**Required task**
Copy the listing verbatim, excluding any images found in it.

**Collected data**

■ ■ ■ ■ ■

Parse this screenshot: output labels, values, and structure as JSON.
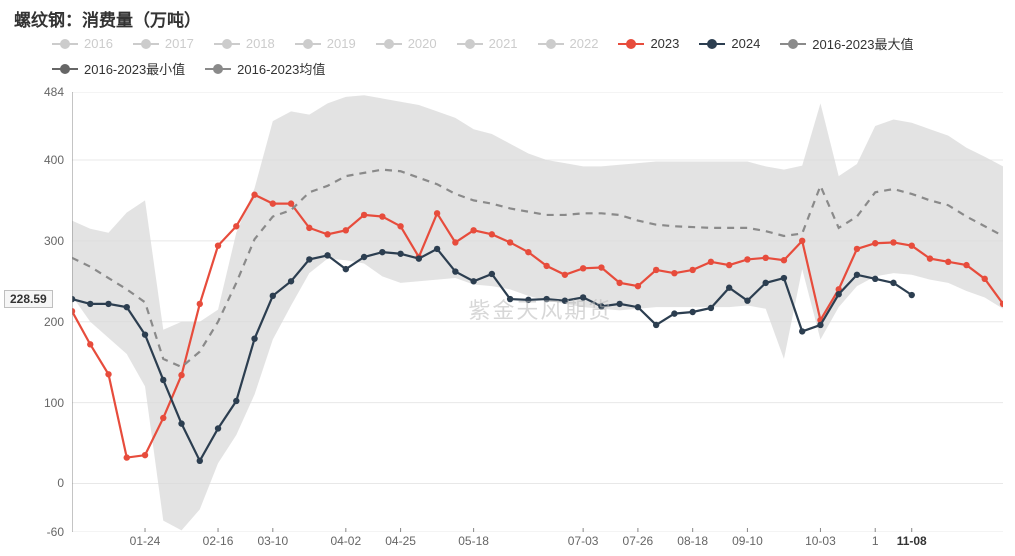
{
  "title": "螺纹钢：消费量（万吨）",
  "watermark": "紫金天风期货",
  "background_color": "#ffffff",
  "plot": {
    "ylim": [
      -60,
      484
    ],
    "yticks": [
      -60,
      0,
      100,
      200,
      300,
      400,
      484
    ],
    "ytick_labels": [
      "-60",
      "0",
      "100",
      "200",
      "300",
      "400",
      "484"
    ],
    "grid_color": "#e8e8e8",
    "axis_line_color": "#888888",
    "y_badge_value": "228.59",
    "y_badge_at": 228.59,
    "n_points": 52,
    "xticks": [
      {
        "idx": 4,
        "label": "01-24"
      },
      {
        "idx": 8,
        "label": "02-16"
      },
      {
        "idx": 11,
        "label": "03-10"
      },
      {
        "idx": 15,
        "label": "04-02"
      },
      {
        "idx": 18,
        "label": "04-25"
      },
      {
        "idx": 22,
        "label": "05-18"
      },
      {
        "idx": 28,
        "label": "07-03"
      },
      {
        "idx": 31,
        "label": "07-26"
      },
      {
        "idx": 34,
        "label": "08-18"
      },
      {
        "idx": 37,
        "label": "09-10"
      },
      {
        "idx": 41,
        "label": "10-03"
      },
      {
        "idx": 44,
        "label": "1"
      },
      {
        "idx": 46,
        "label": "11-08",
        "highlight": true
      }
    ],
    "band": {
      "fill": "#d9d9d9",
      "opacity": 0.75,
      "upper": [
        325,
        315,
        310,
        335,
        350,
        190,
        200,
        200,
        215,
        310,
        365,
        448,
        460,
        456,
        470,
        478,
        480,
        476,
        472,
        468,
        460,
        452,
        438,
        432,
        420,
        408,
        400,
        396,
        392,
        392,
        394,
        396,
        398,
        398,
        398,
        398,
        398,
        398,
        392,
        388,
        393,
        470,
        380,
        395,
        442,
        450,
        446,
        438,
        430,
        415,
        404,
        392
      ],
      "lower": [
        232,
        200,
        180,
        160,
        120,
        -46,
        -58,
        -32,
        25,
        60,
        110,
        178,
        220,
        260,
        278,
        276,
        272,
        256,
        248,
        250,
        252,
        254,
        246,
        244,
        240,
        232,
        226,
        222,
        218,
        216,
        214,
        216,
        218,
        218,
        218,
        218,
        218,
        220,
        216,
        154,
        265,
        178,
        218,
        244,
        256,
        260,
        258,
        252,
        248,
        238,
        230,
        216
      ]
    },
    "series": [
      {
        "name": "2023",
        "color": "#e74c3c",
        "width": 2.2,
        "marker_r": 3.2,
        "dash": null,
        "values": [
          213,
          172,
          135,
          32,
          35,
          81,
          134,
          222,
          294,
          318,
          357,
          346,
          346,
          316,
          308,
          313,
          332,
          330,
          318,
          280,
          334,
          298,
          313,
          308,
          298,
          286,
          269,
          258,
          266,
          267,
          248,
          244,
          264,
          260,
          264,
          274,
          270,
          277,
          279,
          276,
          300,
          202,
          240,
          290,
          297,
          298,
          294,
          278,
          274,
          270,
          253,
          222
        ]
      },
      {
        "name": "2024",
        "color": "#2c3e50",
        "width": 2.2,
        "marker_r": 3.2,
        "dash": null,
        "values": [
          228,
          222,
          222,
          218,
          184,
          128,
          74,
          28,
          68,
          102,
          179,
          232,
          250,
          277,
          282,
          265,
          280,
          286,
          284,
          278,
          290,
          262,
          250,
          259,
          228,
          227,
          228,
          226,
          230,
          219,
          222,
          218,
          196,
          210,
          212,
          217,
          242,
          226,
          248,
          254,
          188,
          196,
          234,
          258,
          253,
          248,
          233
        ]
      },
      {
        "name": "2016-2023均值",
        "color": "#8a8a8a",
        "width": 2.2,
        "marker_r": 0,
        "dash": "7 6",
        "values": [
          279,
          268,
          254,
          240,
          224,
          154,
          144,
          163,
          200,
          248,
          302,
          330,
          338,
          360,
          368,
          380,
          384,
          388,
          386,
          378,
          370,
          358,
          350,
          346,
          340,
          336,
          332,
          332,
          334,
          334,
          332,
          325,
          320,
          318,
          317,
          316,
          316,
          316,
          312,
          306,
          309,
          368,
          316,
          330,
          360,
          364,
          358,
          350,
          344,
          330,
          318,
          306
        ]
      }
    ]
  },
  "legend": {
    "inactive_color": "#cccccc",
    "text_active": "#333333",
    "text_inactive": "#cccccc",
    "items": [
      {
        "label": "2016",
        "active": false,
        "color": "#cccccc"
      },
      {
        "label": "2017",
        "active": false,
        "color": "#cccccc"
      },
      {
        "label": "2018",
        "active": false,
        "color": "#cccccc"
      },
      {
        "label": "2019",
        "active": false,
        "color": "#cccccc"
      },
      {
        "label": "2020",
        "active": false,
        "color": "#cccccc"
      },
      {
        "label": "2021",
        "active": false,
        "color": "#cccccc"
      },
      {
        "label": "2022",
        "active": false,
        "color": "#cccccc"
      },
      {
        "label": "2023",
        "active": true,
        "color": "#e74c3c"
      },
      {
        "label": "2024",
        "active": true,
        "color": "#2c3e50"
      },
      {
        "label": "2016-2023最大值",
        "active": true,
        "color": "#8a8a8a"
      },
      {
        "label": "2016-2023最小值",
        "active": true,
        "color": "#666666"
      },
      {
        "label": "2016-2023均值",
        "active": true,
        "color": "#8a8a8a"
      }
    ]
  }
}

■ ■ ■ ■ ■

**Result**
Parse this screenshot: output labels, values, and structure as JSON.
{
  "title": "螺纹钢：消费量（万吨）",
  "watermark": "紫金天风期货",
  "background_color": "#ffffff",
  "plot": {
    "ylim": [
      -60,
      484
    ],
    "yticks": [
      -60,
      0,
      100,
      200,
      300,
      400,
      484
    ],
    "ytick_labels": [
      "-60",
      "0",
      "100",
      "200",
      "300",
      "400",
      "484"
    ],
    "grid_color": "#e8e8e8",
    "axis_line_color": "#888888",
    "y_badge_value": "228.59",
    "y_badge_at": 228.59,
    "n_points": 52,
    "xticks": [
      {
        "idx": 4,
        "label": "01-24"
      },
      {
        "idx": 8,
        "label": "02-16"
      },
      {
        "idx": 11,
        "label": "03-10"
      },
      {
        "idx": 15,
        "label": "04-02"
      },
      {
        "idx": 18,
        "label": "04-25"
      },
      {
        "idx": 22,
        "label": "05-18"
      },
      {
        "idx": 28,
        "label": "07-03"
      },
      {
        "idx": 31,
        "label": "07-26"
      },
      {
        "idx": 34,
        "label": "08-18"
      },
      {
        "idx": 37,
        "label": "09-10"
      },
      {
        "idx": 41,
        "label": "10-03"
      },
      {
        "idx": 44,
        "label": "1"
      },
      {
        "idx": 46,
        "label": "11-08",
        "highlight": true
      }
    ],
    "band": {
      "fill": "#d9d9d9",
      "opacity": 0.75,
      "upper": [
        325,
        315,
        310,
        335,
        350,
        190,
        200,
        200,
        215,
        310,
        365,
        448,
        460,
        456,
        470,
        478,
        480,
        476,
        472,
        468,
        460,
        452,
        438,
        432,
        420,
        408,
        400,
        396,
        392,
        392,
        394,
        396,
        398,
        398,
        398,
        398,
        398,
        398,
        392,
        388,
        393,
        470,
        380,
        395,
        442,
        450,
        446,
        438,
        430,
        415,
        404,
        392
      ],
      "lower": [
        232,
        200,
        180,
        160,
        120,
        -46,
        -58,
        -32,
        25,
        60,
        110,
        178,
        220,
        260,
        278,
        276,
        272,
        256,
        248,
        250,
        252,
        254,
        246,
        244,
        240,
        232,
        226,
        222,
        218,
        216,
        214,
        216,
        218,
        218,
        218,
        218,
        218,
        220,
        216,
        154,
        265,
        178,
        218,
        244,
        256,
        260,
        258,
        252,
        248,
        238,
        230,
        216
      ]
    },
    "series": [
      {
        "name": "2023",
        "color": "#e74c3c",
        "width": 2.2,
        "marker_r": 3.2,
        "dash": null,
        "values": [
          213,
          172,
          135,
          32,
          35,
          81,
          134,
          222,
          294,
          318,
          357,
          346,
          346,
          316,
          308,
          313,
          332,
          330,
          318,
          280,
          334,
          298,
          313,
          308,
          298,
          286,
          269,
          258,
          266,
          267,
          248,
          244,
          264,
          260,
          264,
          274,
          270,
          277,
          279,
          276,
          300,
          202,
          240,
          290,
          297,
          298,
          294,
          278,
          274,
          270,
          253,
          222
        ]
      },
      {
        "name": "2024",
        "color": "#2c3e50",
        "width": 2.2,
        "marker_r": 3.2,
        "dash": null,
        "values": [
          228,
          222,
          222,
          218,
          184,
          128,
          74,
          28,
          68,
          102,
          179,
          232,
          250,
          277,
          282,
          265,
          280,
          286,
          284,
          278,
          290,
          262,
          250,
          259,
          228,
          227,
          228,
          226,
          230,
          219,
          222,
          218,
          196,
          210,
          212,
          217,
          242,
          226,
          248,
          254,
          188,
          196,
          234,
          258,
          253,
          248,
          233
        ]
      },
      {
        "name": "2016-2023均值",
        "color": "#8a8a8a",
        "width": 2.2,
        "marker_r": 0,
        "dash": "7 6",
        "values": [
          279,
          268,
          254,
          240,
          224,
          154,
          144,
          163,
          200,
          248,
          302,
          330,
          338,
          360,
          368,
          380,
          384,
          388,
          386,
          378,
          370,
          358,
          350,
          346,
          340,
          336,
          332,
          332,
          334,
          334,
          332,
          325,
          320,
          318,
          317,
          316,
          316,
          316,
          312,
          306,
          309,
          368,
          316,
          330,
          360,
          364,
          358,
          350,
          344,
          330,
          318,
          306
        ]
      }
    ]
  },
  "legend": {
    "inactive_color": "#cccccc",
    "text_active": "#333333",
    "text_inactive": "#cccccc",
    "items": [
      {
        "label": "2016",
        "active": false,
        "color": "#cccccc"
      },
      {
        "label": "2017",
        "active": false,
        "color": "#cccccc"
      },
      {
        "label": "2018",
        "active": false,
        "color": "#cccccc"
      },
      {
        "label": "2019",
        "active": false,
        "color": "#cccccc"
      },
      {
        "label": "2020",
        "active": false,
        "color": "#cccccc"
      },
      {
        "label": "2021",
        "active": false,
        "color": "#cccccc"
      },
      {
        "label": "2022",
        "active": false,
        "color": "#cccccc"
      },
      {
        "label": "2023",
        "active": true,
        "color": "#e74c3c"
      },
      {
        "label": "2024",
        "active": true,
        "color": "#2c3e50"
      },
      {
        "label": "2016-2023最大值",
        "active": true,
        "color": "#8a8a8a"
      },
      {
        "label": "2016-2023最小值",
        "active": true,
        "color": "#666666"
      },
      {
        "label": "2016-2023均值",
        "active": true,
        "color": "#8a8a8a"
      }
    ]
  }
}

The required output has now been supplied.